- _Task requirements_
Count every line in the data below where "الحديث" occurs, then state that number and nothing more.

- _Material for this exercise_
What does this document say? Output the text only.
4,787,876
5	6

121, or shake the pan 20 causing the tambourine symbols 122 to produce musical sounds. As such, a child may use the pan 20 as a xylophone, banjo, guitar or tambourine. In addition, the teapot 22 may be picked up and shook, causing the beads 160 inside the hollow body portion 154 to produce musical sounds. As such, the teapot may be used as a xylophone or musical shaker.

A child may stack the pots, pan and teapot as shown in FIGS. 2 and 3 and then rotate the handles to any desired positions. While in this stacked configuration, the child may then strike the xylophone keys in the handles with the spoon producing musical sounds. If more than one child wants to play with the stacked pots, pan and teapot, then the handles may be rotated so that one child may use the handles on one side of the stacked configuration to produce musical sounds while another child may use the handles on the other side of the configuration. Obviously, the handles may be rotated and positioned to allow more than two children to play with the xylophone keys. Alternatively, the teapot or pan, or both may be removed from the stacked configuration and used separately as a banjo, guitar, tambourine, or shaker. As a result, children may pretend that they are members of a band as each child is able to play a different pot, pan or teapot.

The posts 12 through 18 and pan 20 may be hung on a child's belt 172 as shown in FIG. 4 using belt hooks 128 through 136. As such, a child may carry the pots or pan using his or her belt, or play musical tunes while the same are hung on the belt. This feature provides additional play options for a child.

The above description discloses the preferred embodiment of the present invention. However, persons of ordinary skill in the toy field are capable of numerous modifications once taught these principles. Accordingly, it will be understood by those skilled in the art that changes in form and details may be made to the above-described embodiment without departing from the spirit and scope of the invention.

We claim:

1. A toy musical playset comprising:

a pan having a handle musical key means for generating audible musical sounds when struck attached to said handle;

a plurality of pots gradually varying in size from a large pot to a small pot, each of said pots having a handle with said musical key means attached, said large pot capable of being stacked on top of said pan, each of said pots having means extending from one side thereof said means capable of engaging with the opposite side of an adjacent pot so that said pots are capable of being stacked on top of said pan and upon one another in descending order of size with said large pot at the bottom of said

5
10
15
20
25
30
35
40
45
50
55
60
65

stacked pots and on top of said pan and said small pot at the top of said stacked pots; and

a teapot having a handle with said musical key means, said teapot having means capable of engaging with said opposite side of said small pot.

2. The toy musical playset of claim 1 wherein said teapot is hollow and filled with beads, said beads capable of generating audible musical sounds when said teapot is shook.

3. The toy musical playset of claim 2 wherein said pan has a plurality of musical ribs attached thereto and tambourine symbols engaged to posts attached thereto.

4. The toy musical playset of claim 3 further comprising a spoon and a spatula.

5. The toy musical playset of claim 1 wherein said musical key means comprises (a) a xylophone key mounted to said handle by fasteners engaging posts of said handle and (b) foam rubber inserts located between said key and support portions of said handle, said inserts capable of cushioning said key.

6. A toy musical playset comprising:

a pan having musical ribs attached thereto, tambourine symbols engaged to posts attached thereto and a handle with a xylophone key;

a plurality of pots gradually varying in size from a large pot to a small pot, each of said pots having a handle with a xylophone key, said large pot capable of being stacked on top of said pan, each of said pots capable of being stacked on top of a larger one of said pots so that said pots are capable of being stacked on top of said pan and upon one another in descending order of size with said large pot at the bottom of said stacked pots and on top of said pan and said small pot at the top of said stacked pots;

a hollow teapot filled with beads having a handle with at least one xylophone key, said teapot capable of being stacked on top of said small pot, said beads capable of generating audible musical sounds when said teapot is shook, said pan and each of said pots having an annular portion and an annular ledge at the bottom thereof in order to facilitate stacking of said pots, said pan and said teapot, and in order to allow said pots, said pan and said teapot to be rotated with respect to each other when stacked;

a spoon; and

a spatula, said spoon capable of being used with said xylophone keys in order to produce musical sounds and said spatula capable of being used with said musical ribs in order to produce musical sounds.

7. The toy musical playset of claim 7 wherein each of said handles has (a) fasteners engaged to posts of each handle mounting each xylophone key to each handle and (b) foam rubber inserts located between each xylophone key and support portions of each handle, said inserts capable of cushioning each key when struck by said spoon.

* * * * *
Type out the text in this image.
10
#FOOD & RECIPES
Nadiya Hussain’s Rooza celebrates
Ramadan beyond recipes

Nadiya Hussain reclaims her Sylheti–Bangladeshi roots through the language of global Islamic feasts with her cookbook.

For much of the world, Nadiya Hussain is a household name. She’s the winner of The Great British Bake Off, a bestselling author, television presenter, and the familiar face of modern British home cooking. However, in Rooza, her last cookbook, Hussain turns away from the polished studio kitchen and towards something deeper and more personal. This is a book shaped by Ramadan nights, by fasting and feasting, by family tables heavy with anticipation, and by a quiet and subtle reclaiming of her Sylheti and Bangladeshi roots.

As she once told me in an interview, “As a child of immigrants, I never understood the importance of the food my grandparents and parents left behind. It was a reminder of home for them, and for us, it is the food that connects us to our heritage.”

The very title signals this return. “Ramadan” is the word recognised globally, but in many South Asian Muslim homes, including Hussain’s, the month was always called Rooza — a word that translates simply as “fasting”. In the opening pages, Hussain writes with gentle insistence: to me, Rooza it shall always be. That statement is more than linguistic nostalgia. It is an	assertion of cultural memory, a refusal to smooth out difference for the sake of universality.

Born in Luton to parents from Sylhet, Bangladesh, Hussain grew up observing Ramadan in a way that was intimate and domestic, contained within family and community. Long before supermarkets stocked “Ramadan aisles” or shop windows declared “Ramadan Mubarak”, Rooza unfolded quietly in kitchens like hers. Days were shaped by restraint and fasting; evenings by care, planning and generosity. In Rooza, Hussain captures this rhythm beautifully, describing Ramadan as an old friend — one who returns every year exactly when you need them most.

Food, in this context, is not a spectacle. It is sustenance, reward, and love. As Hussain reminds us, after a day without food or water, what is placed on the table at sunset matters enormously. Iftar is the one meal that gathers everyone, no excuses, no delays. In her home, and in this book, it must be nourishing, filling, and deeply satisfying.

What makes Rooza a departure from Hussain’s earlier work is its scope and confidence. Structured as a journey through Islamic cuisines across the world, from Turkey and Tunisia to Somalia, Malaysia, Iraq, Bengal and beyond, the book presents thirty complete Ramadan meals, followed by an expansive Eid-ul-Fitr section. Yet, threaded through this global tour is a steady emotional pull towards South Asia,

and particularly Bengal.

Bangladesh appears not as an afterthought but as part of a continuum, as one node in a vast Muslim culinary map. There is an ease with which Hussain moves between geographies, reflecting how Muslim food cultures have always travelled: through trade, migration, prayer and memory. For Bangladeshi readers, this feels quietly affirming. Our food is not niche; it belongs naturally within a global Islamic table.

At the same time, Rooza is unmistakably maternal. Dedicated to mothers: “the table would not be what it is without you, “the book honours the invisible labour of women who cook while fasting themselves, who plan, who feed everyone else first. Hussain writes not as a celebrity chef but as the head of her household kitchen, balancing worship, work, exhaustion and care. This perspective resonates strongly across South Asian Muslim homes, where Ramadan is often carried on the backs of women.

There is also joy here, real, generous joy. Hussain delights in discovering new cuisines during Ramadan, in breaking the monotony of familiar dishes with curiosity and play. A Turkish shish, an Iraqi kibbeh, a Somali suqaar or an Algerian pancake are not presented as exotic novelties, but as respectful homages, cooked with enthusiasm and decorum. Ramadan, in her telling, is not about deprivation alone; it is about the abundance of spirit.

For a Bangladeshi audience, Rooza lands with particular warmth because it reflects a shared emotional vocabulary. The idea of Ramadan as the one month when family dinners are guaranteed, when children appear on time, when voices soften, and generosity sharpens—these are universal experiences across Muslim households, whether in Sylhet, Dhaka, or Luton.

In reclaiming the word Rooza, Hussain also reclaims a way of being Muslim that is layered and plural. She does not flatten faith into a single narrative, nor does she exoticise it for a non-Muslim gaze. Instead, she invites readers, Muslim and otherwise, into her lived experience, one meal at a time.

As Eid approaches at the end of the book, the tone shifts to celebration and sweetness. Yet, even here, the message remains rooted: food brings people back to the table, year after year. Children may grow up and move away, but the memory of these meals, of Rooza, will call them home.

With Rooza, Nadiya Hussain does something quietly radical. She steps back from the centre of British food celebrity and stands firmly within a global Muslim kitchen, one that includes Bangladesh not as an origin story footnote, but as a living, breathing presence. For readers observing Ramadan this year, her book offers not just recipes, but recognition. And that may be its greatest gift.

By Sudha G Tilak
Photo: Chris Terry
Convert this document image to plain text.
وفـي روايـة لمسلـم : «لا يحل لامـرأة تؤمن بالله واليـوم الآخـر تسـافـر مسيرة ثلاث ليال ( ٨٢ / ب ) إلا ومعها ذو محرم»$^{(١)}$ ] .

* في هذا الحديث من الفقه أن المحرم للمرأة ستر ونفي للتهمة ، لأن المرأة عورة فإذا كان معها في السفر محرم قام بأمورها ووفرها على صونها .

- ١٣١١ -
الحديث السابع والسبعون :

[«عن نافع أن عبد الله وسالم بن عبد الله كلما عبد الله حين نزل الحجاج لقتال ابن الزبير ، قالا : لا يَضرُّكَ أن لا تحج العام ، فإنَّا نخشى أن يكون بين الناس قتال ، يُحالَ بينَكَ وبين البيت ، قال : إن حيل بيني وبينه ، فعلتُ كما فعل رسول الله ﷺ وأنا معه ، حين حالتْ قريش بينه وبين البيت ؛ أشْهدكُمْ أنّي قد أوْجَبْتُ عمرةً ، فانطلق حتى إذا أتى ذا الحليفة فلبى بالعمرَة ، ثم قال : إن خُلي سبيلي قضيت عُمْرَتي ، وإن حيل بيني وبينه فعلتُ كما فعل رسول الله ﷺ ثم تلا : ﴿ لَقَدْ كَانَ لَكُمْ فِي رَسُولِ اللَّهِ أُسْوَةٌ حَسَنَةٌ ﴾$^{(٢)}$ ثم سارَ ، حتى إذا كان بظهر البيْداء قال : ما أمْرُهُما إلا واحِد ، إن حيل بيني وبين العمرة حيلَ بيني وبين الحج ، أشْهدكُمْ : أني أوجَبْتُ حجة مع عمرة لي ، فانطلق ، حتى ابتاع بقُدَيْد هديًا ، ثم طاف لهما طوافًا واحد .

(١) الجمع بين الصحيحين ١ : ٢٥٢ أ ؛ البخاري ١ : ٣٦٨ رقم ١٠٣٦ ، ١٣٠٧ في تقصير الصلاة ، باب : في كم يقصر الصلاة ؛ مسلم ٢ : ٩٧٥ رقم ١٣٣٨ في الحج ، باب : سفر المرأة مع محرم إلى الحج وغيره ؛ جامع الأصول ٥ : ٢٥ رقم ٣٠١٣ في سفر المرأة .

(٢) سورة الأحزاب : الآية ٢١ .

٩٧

- _Written answer_
2